→ **Data excerpts**
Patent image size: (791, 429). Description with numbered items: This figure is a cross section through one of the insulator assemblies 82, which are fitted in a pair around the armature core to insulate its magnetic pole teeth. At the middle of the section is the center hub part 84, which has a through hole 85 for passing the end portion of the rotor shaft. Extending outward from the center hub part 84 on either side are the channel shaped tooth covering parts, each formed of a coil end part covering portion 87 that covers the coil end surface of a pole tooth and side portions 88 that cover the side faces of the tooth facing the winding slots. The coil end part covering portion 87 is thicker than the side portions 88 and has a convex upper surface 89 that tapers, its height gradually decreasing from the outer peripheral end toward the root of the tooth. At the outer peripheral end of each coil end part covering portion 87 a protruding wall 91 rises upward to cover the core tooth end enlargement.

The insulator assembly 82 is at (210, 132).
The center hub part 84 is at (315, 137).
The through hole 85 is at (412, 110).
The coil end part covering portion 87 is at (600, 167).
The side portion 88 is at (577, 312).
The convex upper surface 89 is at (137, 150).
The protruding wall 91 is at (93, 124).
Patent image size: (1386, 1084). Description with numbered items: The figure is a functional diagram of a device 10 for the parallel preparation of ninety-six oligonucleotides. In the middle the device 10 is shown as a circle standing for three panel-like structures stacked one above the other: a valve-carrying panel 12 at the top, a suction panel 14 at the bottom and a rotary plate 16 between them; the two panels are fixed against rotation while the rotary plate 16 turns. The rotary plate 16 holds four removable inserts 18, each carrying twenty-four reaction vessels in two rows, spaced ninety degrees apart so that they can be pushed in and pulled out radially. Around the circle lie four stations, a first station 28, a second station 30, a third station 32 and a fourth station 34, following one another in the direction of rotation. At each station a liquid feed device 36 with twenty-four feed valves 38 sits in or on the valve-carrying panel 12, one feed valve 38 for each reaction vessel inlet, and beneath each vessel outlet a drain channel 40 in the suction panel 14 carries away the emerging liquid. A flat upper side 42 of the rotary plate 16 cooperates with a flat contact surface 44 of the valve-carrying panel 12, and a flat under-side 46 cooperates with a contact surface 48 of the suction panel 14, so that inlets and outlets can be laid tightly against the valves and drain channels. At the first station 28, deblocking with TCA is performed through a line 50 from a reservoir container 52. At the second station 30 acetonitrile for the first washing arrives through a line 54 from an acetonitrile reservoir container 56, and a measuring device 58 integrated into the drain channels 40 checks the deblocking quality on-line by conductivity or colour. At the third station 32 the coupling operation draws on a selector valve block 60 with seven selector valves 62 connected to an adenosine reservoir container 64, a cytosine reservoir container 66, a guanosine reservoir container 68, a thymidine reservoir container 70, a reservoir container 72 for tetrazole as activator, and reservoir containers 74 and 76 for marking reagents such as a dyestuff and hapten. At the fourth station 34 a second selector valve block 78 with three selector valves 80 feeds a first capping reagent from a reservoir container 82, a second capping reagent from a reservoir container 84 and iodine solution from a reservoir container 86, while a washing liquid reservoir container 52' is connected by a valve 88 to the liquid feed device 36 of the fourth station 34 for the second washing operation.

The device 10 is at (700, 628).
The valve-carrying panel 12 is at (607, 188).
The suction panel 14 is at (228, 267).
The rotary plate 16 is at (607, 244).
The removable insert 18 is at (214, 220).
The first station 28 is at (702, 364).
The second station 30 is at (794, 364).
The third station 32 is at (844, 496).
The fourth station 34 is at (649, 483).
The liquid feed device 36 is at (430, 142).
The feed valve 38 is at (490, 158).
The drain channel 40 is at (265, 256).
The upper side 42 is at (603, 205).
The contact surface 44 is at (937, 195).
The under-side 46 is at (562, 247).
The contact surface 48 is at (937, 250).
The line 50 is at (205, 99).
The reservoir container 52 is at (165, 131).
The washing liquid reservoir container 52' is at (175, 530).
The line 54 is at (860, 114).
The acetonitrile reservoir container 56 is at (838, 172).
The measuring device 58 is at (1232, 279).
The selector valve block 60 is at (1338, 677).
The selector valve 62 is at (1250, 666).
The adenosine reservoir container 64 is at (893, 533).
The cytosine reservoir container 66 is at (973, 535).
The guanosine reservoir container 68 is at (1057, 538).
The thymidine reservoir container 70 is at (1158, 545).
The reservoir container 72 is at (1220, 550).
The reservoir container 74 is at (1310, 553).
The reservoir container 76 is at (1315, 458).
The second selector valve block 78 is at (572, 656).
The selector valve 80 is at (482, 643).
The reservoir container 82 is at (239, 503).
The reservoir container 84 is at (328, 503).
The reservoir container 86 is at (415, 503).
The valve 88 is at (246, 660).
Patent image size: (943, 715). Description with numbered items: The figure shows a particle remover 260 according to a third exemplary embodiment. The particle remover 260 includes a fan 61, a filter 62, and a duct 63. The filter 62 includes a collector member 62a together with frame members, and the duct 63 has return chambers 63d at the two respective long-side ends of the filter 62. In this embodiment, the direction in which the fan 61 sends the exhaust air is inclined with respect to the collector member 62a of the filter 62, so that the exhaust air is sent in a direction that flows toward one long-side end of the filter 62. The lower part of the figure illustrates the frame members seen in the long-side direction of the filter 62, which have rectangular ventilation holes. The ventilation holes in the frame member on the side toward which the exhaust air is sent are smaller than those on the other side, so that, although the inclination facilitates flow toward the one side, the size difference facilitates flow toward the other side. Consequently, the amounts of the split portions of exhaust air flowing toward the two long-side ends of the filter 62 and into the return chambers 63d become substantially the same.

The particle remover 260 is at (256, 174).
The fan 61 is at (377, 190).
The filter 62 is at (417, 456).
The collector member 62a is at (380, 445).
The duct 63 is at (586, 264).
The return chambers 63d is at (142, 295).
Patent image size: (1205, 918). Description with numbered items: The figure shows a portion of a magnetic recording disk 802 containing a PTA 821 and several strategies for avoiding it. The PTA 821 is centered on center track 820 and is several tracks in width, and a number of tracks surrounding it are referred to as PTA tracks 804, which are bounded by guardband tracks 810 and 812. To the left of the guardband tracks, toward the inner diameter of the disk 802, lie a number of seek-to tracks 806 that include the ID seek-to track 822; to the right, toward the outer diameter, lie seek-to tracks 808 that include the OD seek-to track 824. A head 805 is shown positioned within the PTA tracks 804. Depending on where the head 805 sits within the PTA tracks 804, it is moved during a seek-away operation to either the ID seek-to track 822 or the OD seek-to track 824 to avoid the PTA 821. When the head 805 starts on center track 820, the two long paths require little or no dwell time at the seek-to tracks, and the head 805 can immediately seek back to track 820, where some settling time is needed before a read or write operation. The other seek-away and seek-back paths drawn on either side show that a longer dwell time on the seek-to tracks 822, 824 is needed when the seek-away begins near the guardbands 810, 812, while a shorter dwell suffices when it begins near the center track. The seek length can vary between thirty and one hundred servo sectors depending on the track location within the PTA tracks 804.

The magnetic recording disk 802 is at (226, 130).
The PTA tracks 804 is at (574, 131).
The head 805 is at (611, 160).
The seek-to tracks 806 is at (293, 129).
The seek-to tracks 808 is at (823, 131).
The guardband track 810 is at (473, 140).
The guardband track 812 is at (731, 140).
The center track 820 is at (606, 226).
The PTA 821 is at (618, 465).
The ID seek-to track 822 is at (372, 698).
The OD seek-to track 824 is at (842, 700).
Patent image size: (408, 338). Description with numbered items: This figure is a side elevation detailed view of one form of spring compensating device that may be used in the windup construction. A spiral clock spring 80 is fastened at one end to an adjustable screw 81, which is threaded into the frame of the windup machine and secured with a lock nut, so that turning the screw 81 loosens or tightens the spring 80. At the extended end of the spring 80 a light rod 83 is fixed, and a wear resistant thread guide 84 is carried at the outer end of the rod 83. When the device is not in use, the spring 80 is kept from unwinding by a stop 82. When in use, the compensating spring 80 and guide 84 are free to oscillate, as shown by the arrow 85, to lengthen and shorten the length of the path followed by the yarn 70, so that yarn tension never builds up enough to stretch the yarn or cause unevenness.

→ **What is being asked**
Show every line of the data above that contains the word "wall", copying each one in full. Match case exactly.

→ **Final answer**
Patent image size: (791, 429). Description with numbered items: This figure is a cross section through one of the insulator assemblies 82, which are fitted in a pair around the armature core to insulate its magnetic pole teeth. At the middle of the section is the center hub part 84, which has a through hole 85 for passing the end portion of the rotor shaft. Extending outward from the center hub part 84 on either side are the channel shaped tooth covering parts, each formed of a coil end part covering portion 87 that covers the coil end surface of a pole tooth and side portions 88 that cover the side faces of the tooth facing the winding slots. The coil end part covering portion 87 is thicker than the side portions 88 and has a convex upper surface 89 that tapers, its height gradually decreasing from the outer peripheral end toward the root of the tooth. At the outer peripheral end of each coil end part covering portion 87 a protruding wall 91 rises upward to cover the core tooth end enlargement.
The protruding wall 91 is at (93, 124).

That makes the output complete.